Show every line in the entries below where the word "menjadi" appears.

(Collected data)
──────────

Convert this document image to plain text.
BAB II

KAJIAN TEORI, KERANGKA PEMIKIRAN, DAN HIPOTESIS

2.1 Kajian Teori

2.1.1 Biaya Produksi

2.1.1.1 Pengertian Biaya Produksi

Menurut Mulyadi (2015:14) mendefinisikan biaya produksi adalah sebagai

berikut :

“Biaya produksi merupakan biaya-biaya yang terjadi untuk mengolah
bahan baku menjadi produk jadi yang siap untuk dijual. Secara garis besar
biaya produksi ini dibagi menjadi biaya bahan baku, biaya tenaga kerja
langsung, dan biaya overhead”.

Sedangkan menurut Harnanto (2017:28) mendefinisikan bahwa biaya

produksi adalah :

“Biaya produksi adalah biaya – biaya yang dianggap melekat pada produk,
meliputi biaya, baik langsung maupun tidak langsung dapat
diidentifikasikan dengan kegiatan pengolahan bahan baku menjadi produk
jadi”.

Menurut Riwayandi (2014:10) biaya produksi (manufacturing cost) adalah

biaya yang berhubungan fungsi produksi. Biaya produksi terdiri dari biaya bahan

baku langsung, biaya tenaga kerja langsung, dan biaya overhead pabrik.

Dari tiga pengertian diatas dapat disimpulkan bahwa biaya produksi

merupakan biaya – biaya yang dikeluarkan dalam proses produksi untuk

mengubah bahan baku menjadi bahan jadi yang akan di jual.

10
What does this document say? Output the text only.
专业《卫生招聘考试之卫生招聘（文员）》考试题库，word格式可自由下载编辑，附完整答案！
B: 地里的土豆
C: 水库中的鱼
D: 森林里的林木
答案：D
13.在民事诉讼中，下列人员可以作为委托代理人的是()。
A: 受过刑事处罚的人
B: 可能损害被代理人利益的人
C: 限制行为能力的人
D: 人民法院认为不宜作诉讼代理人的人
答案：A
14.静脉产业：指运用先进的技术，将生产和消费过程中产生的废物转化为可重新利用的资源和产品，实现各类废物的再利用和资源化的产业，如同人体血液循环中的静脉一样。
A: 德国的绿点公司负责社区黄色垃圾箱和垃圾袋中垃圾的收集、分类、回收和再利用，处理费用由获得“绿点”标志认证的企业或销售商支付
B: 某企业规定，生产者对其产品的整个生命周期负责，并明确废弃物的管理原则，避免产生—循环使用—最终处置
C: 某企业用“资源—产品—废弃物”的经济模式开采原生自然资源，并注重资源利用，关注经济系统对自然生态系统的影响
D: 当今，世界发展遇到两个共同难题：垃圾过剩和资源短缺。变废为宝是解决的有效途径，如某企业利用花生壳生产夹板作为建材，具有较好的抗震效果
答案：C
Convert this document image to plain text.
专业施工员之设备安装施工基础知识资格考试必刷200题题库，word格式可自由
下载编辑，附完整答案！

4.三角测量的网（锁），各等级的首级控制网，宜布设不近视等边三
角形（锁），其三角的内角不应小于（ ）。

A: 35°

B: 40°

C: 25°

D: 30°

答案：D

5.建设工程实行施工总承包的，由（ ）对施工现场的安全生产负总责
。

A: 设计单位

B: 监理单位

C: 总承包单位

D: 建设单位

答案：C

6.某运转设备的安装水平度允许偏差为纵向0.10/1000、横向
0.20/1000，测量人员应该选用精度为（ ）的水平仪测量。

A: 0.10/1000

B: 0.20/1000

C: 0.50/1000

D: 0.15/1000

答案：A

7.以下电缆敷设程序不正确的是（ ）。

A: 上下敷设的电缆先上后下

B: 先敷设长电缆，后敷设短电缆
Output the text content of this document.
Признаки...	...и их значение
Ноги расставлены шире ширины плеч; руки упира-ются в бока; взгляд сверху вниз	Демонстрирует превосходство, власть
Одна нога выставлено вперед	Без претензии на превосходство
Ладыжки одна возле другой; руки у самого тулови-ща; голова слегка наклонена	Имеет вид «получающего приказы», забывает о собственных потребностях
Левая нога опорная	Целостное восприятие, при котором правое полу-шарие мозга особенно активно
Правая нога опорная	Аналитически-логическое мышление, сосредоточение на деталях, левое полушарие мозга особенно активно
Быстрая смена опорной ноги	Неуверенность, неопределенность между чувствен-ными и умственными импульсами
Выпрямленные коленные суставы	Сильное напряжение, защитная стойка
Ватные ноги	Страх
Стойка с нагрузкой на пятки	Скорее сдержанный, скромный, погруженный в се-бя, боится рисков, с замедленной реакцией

──────────

• **Task answer**
bahan baku menjadi produk jadi yang siap untuk dijual. Secara garis besar
biaya produksi ini dibagi menjadi biaya bahan baku, biaya tenaga kerja
diidentifikasikan dengan kegiatan pengolahan bahan baku menjadi produk
mengubah bahan baku menjadi bahan jadi yang akan di jual.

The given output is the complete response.